Dataset entries
···

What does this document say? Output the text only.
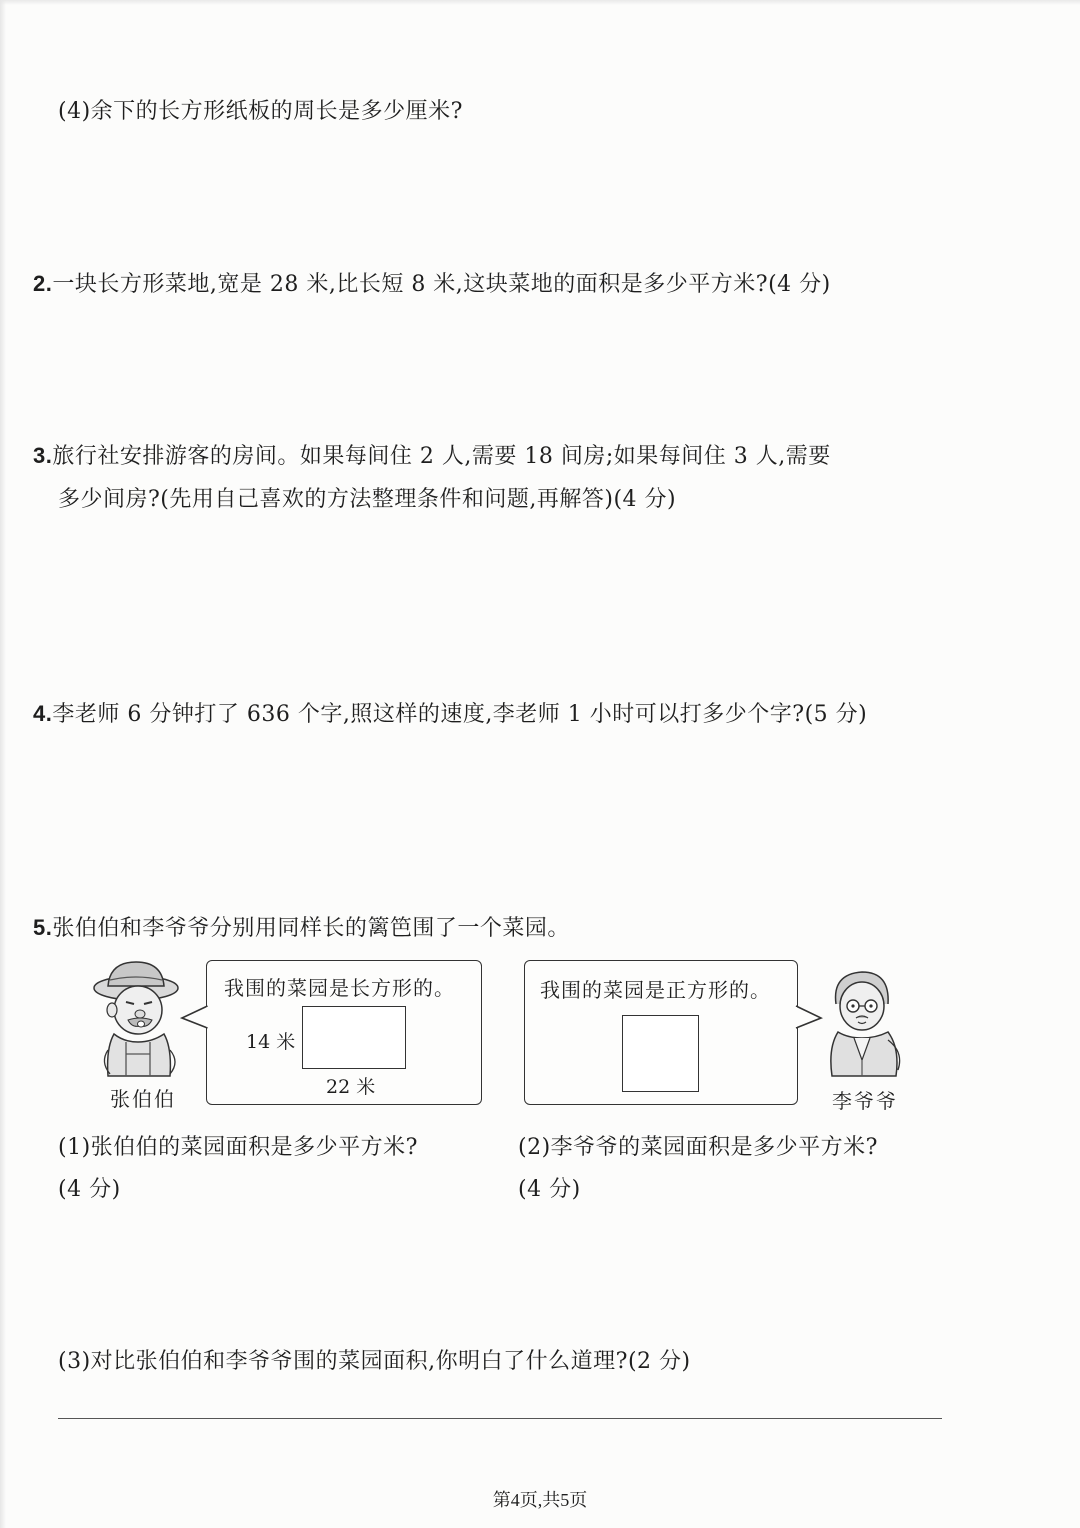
(4)余下的长方形纸板的周长是多少厘米?
2.一块长方形菜地,宽是 28 米,比长短 8 米,这块菜地的面积是多少平方米?(4 分)
3.旅行社安排游客的房间。如果每间住 2 人,需要 18 间房;如果每间住 3 人,需要
多少间房?(先用自己喜欢的方法整理条件和问题,再解答)(4 分)
4.李老师 6 分钟打了 636 个字,照这样的速度,李老师 1 小时可以打多少个字?(5 分)
5.张伯伯和李爷爷分别用同样长的篱笆围了一个菜园。
张伯伯
我围的菜园是长方形的。
14 米
22 米
我围的菜园是正方形的。
李爷爷
(1)张伯伯的菜园面积是多少平方米?
(4 分)
(2)李爷爷的菜园面积是多少平方米?
(4 分)
(3)对比张伯伯和李爷爷围的菜园面积,你明白了什么道理?(2 分)
第4页,共5页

···

Please write out all of the material above without changing a word, and omit any pictures.

▶ [REPLY TO THE TASK]
What does this document say? Output the text only.
(4)余下的长方形纸板的周长是多少厘米?
2.一块长方形菜地,宽是 28 米,比长短 8 米,这块菜地的面积是多少平方米?(4 分)
3.旅行社安排游客的房间。如果每间住 2 人,需要 18 间房;如果每间住 3 人,需要
多少间房?(先用自己喜欢的方法整理条件和问题,再解答)(4 分)
4.李老师 6 分钟打了 636 个字,照这样的速度,李老师 1 小时可以打多少个字?(5 分)
5.张伯伯和李爷爷分别用同样长的篱笆围了一个菜园。
张伯伯
我围的菜园是长方形的。
14 米
22 米
我围的菜园是正方形的。
李爷爷
(1)张伯伯的菜园面积是多少平方米?
(4 分)
(2)李爷爷的菜园面积是多少平方米?
(4 分)
(3)对比张伯伯和李爷爷围的菜园面积,你明白了什么道理?(2 分)
第4页,共5页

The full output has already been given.